(Collected data entries)

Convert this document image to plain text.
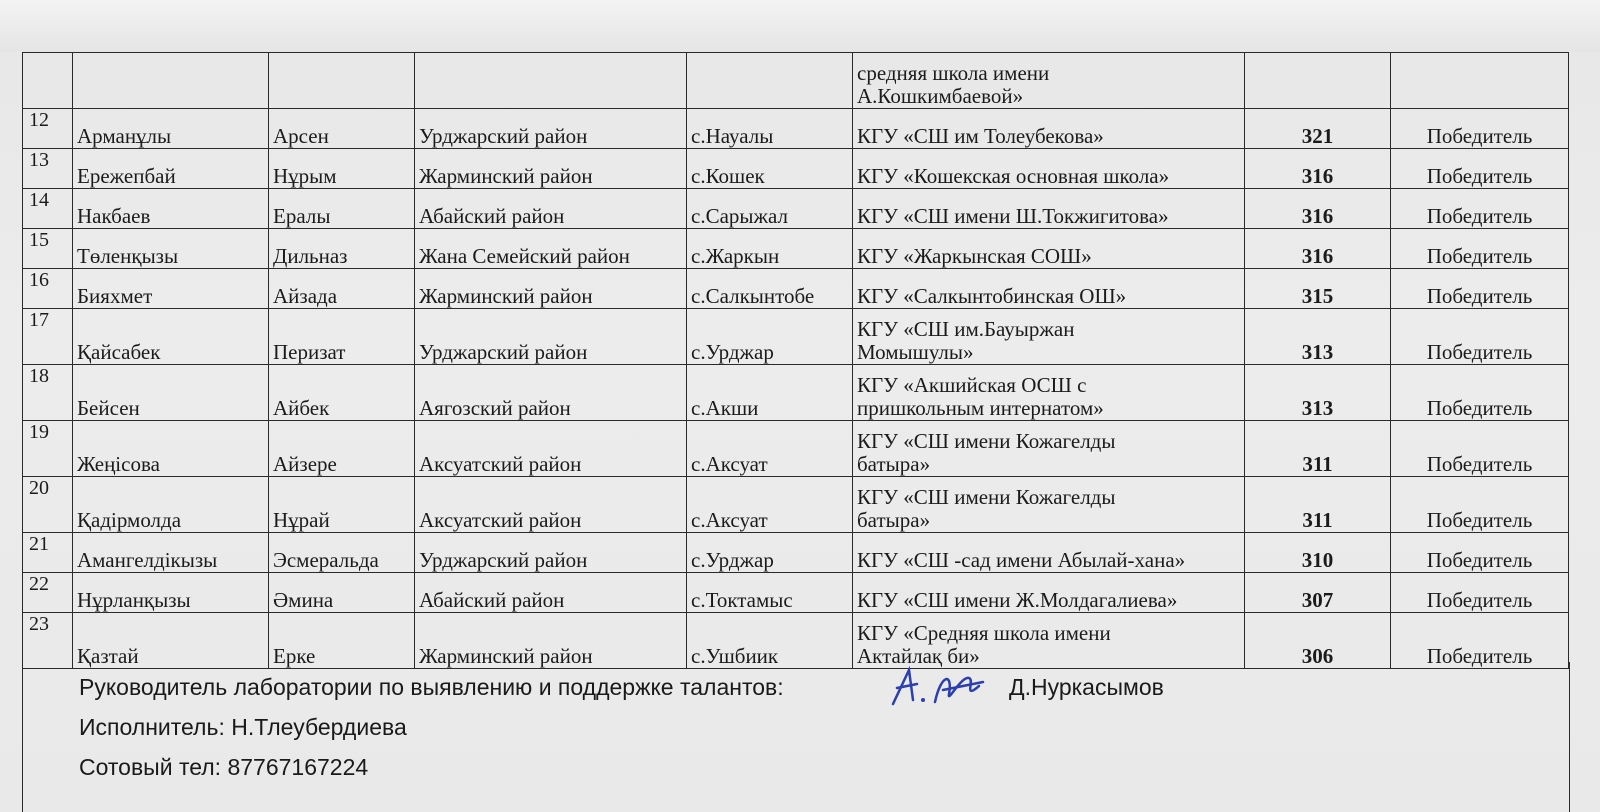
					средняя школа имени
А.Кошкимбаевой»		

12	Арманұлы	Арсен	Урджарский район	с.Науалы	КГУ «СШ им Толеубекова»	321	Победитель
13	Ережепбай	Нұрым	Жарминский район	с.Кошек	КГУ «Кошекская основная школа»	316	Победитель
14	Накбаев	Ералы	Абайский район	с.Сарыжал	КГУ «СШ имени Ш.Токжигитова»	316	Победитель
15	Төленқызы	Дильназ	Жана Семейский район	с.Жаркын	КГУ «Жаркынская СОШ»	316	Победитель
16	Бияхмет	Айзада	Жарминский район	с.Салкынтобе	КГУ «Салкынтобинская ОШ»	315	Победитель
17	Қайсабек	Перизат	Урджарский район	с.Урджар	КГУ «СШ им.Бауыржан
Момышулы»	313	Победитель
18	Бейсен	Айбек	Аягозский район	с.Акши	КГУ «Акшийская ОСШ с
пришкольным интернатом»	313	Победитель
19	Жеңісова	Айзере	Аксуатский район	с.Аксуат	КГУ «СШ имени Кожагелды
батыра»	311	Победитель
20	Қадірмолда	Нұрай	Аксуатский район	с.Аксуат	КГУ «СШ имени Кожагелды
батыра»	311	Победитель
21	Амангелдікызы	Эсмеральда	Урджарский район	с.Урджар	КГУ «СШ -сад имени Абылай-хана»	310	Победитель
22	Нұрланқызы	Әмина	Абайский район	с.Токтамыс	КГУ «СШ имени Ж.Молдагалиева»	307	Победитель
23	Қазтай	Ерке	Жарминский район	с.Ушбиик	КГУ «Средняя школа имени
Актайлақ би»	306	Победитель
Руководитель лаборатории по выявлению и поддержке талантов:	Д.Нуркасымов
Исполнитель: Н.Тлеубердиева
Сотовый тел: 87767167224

Challenge
Pictures are not part of the copy; output everything else in the records exactly.

Output of the task
Convert this document image to plain text.
					средняя школа имени
А.Кошкимбаевой»		

12	Арманұлы	Арсен	Урджарский район	с.Науалы	КГУ «СШ им Толеубекова»	321	Победитель
13	Ережепбай	Нұрым	Жарминский район	с.Кошек	КГУ «Кошекская основная школа»	316	Победитель
14	Накбаев	Ералы	Абайский район	с.Сарыжал	КГУ «СШ имени Ш.Токжигитова»	316	Победитель
15	Төленқызы	Дильназ	Жана Семейский район	с.Жаркын	КГУ «Жаркынская СОШ»	316	Победитель
16	Бияхмет	Айзада	Жарминский район	с.Салкынтобе	КГУ «Салкынтобинская ОШ»	315	Победитель
17	Қайсабек	Перизат	Урджарский район	с.Урджар	КГУ «СШ им.Бауыржан
Момышулы»	313	Победитель
18	Бейсен	Айбек	Аягозский район	с.Акши	КГУ «Акшийская ОСШ с
пришкольным интернатом»	313	Победитель
19	Жеңісова	Айзере	Аксуатский район	с.Аксуат	КГУ «СШ имени Кожагелды
батыра»	311	Победитель
20	Қадірмолда	Нұрай	Аксуатский район	с.Аксуат	КГУ «СШ имени Кожагелды
батыра»	311	Победитель
21	Амангелдікызы	Эсмеральда	Урджарский район	с.Урджар	КГУ «СШ -сад имени Абылай-хана»	310	Победитель
22	Нұрланқызы	Әмина	Абайский район	с.Токтамыс	КГУ «СШ имени Ж.Молдагалиева»	307	Победитель
23	Қазтай	Ерке	Жарминский район	с.Ушбиик	КГУ «Средняя школа имени
Актайлақ би»	306	Победитель
Руководитель лаборатории по выявлению и поддержке талантов:	Д.Нуркасымов
Исполнитель: Н.Тлеубердиева
Сотовый тел: 87767167224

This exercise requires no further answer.